◆ Information provided:
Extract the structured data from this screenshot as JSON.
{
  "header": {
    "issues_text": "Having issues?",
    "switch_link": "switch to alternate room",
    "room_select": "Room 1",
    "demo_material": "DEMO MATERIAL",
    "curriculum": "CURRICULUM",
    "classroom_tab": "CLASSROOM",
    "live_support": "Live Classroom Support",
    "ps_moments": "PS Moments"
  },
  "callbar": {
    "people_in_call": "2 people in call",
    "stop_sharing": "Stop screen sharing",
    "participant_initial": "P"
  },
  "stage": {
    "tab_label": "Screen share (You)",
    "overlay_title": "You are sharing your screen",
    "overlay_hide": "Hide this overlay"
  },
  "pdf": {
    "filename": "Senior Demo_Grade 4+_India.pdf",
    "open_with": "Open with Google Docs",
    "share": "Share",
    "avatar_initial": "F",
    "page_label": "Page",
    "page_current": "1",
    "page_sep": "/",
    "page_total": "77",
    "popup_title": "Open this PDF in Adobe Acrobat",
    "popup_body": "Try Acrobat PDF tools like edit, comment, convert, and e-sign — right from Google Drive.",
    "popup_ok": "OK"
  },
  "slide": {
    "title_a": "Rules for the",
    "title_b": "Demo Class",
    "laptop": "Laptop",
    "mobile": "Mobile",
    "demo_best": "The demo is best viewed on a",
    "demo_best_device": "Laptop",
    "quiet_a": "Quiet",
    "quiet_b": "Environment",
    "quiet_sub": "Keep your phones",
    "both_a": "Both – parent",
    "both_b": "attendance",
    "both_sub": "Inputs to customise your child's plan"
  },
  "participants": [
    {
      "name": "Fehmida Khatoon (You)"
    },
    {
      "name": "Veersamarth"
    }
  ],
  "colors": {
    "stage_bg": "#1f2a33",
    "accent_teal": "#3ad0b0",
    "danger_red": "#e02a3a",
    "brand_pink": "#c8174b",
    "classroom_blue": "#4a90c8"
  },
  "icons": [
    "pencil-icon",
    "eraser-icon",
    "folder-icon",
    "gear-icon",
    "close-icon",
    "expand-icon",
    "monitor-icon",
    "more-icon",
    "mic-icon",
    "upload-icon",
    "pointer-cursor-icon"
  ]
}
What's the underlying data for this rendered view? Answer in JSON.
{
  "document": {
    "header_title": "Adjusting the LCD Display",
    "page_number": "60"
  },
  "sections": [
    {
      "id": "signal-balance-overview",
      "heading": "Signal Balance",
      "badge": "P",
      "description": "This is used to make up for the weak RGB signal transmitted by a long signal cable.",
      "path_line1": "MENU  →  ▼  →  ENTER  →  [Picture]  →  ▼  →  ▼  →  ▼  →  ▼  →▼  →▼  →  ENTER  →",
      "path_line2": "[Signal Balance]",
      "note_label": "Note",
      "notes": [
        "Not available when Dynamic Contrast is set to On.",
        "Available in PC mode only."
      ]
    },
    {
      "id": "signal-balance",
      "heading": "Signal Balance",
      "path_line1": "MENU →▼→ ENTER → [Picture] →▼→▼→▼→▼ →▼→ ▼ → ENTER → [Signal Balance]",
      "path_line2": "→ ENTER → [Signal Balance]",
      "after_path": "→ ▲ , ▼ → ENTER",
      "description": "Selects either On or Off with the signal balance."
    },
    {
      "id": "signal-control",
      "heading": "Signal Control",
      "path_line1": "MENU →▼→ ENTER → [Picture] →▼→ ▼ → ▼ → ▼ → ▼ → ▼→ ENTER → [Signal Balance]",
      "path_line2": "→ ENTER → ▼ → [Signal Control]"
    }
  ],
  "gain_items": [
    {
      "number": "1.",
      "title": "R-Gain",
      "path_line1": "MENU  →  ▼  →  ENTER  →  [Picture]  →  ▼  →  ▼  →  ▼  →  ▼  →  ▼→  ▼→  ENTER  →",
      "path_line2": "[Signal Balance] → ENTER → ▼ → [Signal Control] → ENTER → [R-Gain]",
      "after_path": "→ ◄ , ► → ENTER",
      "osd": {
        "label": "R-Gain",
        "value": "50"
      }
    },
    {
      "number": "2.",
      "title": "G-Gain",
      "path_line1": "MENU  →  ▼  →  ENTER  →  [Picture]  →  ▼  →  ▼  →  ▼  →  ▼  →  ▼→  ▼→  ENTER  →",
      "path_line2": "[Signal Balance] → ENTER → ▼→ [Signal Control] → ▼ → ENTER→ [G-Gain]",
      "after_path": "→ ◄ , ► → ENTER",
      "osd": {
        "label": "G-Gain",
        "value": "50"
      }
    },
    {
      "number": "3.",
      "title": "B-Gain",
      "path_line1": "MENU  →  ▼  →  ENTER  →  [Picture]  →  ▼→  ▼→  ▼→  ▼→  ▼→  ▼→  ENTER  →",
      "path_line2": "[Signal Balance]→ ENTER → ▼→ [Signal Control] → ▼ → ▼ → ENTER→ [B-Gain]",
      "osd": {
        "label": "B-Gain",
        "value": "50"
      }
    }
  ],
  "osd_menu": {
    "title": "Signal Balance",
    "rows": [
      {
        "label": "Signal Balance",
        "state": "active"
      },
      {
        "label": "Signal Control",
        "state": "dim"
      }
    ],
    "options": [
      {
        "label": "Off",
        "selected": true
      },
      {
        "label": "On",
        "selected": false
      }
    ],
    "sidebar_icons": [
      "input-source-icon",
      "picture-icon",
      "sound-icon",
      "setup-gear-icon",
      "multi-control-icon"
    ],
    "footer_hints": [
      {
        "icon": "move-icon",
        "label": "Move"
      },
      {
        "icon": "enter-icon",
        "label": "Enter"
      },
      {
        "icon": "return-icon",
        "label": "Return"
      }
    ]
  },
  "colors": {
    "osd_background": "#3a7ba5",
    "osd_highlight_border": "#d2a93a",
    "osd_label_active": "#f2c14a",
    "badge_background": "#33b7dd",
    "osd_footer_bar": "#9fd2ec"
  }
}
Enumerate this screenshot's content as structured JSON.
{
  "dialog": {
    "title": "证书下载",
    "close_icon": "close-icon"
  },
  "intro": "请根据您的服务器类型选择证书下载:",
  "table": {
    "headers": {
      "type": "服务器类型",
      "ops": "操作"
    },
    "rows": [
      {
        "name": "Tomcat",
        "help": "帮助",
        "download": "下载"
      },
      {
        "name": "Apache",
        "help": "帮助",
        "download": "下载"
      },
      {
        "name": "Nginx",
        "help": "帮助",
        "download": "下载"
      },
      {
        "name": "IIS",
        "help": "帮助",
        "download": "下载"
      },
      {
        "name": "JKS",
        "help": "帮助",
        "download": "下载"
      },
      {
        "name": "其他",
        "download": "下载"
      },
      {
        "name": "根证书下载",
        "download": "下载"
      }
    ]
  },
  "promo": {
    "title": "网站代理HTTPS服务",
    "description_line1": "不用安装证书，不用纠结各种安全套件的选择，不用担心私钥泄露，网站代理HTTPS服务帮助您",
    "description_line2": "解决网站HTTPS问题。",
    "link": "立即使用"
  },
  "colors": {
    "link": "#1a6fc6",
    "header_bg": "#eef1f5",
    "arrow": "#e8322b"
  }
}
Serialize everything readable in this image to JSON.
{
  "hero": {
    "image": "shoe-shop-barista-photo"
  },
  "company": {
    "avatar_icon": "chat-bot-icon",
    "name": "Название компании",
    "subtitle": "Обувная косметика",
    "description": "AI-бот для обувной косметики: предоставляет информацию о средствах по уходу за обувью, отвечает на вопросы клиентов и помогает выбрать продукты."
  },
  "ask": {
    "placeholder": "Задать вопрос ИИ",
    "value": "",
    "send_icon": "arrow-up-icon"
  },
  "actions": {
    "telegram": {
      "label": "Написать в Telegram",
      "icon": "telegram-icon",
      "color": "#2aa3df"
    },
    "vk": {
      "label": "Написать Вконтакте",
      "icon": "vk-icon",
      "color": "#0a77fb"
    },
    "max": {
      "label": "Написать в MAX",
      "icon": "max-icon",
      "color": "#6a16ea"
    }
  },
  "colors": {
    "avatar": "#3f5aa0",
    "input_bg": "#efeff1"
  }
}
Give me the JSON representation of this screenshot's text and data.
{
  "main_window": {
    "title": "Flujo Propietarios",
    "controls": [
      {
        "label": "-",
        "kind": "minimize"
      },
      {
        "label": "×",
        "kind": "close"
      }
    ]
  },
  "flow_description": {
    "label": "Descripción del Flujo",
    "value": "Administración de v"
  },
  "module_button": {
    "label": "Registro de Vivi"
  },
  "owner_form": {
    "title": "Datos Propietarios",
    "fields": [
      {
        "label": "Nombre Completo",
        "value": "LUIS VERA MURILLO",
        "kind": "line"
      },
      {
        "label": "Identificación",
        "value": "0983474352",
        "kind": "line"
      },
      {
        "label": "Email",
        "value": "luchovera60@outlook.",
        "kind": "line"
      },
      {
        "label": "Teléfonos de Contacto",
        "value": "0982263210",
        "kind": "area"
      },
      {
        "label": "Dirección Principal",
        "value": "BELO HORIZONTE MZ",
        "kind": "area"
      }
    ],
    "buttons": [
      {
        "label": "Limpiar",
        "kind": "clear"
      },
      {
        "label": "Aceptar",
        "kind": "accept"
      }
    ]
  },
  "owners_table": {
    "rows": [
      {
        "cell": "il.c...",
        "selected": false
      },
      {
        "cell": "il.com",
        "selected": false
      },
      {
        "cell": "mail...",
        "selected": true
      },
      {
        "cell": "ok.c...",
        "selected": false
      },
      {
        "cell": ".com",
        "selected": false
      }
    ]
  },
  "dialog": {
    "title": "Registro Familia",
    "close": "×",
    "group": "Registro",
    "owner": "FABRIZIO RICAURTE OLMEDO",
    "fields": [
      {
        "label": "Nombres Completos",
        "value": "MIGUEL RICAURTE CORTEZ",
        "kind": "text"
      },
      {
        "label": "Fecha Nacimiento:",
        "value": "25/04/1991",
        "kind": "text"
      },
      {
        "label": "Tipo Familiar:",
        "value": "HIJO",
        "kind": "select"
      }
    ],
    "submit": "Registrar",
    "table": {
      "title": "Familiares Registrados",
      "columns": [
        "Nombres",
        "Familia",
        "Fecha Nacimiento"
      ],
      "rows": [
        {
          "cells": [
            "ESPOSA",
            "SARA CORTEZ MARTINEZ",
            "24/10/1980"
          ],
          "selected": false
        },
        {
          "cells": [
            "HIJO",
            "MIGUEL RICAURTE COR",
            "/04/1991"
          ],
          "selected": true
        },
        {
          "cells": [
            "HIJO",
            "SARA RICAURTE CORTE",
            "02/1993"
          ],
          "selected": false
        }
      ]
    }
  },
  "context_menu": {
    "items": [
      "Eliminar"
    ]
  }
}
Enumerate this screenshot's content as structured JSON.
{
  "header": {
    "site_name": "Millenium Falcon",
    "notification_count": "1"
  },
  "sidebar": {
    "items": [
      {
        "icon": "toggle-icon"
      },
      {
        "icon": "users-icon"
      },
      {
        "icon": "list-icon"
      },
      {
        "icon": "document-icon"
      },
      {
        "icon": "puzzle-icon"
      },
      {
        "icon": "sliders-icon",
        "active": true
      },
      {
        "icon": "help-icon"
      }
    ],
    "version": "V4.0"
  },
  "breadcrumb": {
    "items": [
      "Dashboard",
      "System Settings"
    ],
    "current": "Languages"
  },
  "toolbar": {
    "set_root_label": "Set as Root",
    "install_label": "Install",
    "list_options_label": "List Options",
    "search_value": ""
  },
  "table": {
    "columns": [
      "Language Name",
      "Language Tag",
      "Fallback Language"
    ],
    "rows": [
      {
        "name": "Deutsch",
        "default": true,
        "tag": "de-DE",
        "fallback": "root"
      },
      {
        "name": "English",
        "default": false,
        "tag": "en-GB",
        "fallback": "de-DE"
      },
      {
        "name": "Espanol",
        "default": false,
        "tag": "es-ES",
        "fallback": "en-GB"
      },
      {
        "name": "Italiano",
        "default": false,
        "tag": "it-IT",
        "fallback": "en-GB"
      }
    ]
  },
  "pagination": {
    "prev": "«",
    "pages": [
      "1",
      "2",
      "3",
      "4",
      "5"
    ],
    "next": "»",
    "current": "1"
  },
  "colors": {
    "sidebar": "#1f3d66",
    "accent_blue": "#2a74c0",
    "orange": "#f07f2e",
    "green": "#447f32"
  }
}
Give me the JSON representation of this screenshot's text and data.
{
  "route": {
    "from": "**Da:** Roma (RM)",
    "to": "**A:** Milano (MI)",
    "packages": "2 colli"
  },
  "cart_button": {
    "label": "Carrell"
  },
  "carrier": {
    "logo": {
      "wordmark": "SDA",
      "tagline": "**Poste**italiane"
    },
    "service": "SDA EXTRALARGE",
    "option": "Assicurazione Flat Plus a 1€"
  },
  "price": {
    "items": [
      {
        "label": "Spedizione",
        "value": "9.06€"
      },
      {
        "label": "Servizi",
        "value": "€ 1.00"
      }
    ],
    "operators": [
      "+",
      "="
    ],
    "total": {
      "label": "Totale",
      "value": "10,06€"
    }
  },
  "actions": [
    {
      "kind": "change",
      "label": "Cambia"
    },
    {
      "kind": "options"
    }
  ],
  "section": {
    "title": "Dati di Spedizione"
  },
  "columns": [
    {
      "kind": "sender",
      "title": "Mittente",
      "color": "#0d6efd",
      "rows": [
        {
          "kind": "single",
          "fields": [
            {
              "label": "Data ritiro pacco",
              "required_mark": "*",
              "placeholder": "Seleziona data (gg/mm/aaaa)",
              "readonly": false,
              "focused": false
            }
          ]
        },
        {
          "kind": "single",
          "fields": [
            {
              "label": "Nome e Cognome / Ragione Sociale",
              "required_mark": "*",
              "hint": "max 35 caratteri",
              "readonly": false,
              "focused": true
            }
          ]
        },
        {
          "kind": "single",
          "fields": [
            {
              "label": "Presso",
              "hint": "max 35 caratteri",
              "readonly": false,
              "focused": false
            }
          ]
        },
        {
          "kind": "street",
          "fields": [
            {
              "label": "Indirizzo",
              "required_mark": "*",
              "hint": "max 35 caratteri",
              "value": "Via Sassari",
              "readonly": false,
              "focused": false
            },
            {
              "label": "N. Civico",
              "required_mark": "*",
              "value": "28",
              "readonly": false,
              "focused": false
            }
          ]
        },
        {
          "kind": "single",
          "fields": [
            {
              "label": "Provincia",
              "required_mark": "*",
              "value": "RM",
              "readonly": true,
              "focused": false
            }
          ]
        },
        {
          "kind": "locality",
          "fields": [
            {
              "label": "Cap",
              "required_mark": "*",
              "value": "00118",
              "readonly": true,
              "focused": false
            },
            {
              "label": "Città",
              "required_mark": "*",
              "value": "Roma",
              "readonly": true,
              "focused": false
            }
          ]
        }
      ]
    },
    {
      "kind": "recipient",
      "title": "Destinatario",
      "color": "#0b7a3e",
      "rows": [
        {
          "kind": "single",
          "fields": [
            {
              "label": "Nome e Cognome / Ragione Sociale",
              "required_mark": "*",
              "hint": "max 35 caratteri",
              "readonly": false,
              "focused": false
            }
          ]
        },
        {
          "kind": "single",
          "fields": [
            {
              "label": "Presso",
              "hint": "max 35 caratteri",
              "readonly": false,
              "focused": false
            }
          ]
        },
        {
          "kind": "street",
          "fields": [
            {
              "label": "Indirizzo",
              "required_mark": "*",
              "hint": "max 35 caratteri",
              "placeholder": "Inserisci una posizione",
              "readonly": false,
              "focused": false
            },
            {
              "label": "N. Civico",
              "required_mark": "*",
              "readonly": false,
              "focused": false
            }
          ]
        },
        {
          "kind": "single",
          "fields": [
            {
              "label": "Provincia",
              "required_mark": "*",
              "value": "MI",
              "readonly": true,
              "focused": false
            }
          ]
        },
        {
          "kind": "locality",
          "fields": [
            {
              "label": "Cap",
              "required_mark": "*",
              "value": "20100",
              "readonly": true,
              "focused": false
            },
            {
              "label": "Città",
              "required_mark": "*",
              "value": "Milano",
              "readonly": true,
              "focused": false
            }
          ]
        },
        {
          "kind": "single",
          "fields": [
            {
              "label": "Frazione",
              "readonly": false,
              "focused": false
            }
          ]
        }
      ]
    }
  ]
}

◆ What needs to be done: Which lines hold the word "your"? Copy all of them.

◆ Output below:
    "overlay_title": "You are sharing your screen",
    "quiet_sub": "Keep your phones",
    "both_sub": "Inputs to customise your child's plan"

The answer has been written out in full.